▸ **Given data**
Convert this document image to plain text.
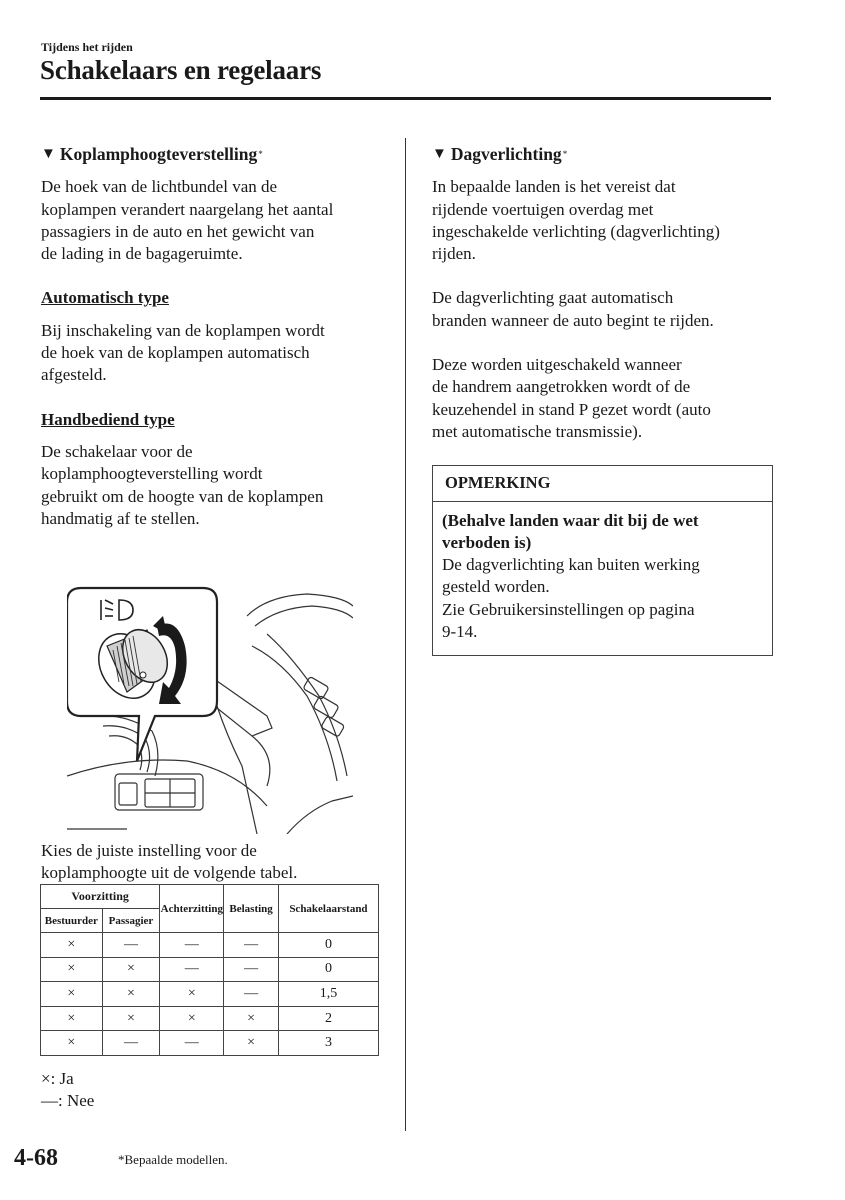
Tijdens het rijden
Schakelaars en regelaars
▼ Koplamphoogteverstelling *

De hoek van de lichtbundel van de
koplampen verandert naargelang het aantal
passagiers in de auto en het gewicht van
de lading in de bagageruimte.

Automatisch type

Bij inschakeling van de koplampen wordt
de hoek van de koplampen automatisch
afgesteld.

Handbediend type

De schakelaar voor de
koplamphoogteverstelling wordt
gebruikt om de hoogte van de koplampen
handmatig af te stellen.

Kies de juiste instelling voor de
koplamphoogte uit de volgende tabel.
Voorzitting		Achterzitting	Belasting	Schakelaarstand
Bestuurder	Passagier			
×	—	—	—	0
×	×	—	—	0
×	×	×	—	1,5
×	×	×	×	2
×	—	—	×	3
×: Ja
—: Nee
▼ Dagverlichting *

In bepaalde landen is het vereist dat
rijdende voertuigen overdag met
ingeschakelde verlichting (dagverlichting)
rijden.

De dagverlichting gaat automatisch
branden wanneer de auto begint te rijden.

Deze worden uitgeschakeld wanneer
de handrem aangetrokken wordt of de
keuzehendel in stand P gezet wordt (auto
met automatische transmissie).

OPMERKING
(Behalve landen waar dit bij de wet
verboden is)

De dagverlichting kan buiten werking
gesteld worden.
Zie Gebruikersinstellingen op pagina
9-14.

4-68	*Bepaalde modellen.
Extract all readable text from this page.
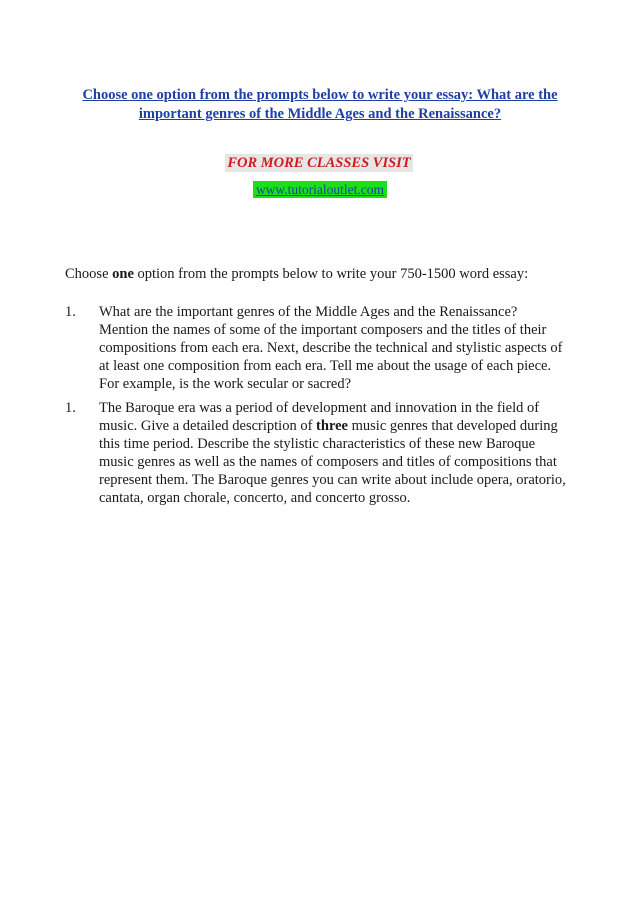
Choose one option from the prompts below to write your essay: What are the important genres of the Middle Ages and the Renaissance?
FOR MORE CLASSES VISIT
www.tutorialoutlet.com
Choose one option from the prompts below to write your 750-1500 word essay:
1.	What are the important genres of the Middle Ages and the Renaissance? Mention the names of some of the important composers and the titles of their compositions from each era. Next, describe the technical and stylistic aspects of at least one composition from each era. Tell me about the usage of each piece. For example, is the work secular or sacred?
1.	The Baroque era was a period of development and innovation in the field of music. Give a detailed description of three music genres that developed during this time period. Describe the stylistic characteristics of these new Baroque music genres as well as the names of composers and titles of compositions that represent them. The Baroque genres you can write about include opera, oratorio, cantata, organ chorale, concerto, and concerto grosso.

▸ **Exercise**
Search the data for "below" and list every line in which it occurs.

▸ **Exercise solution**
Choose one option from the prompts below to write your essay: What are the important genres of the Middle Ages and the Renaissance?
Choose one option from the prompts below to write your 750-1500 word essay:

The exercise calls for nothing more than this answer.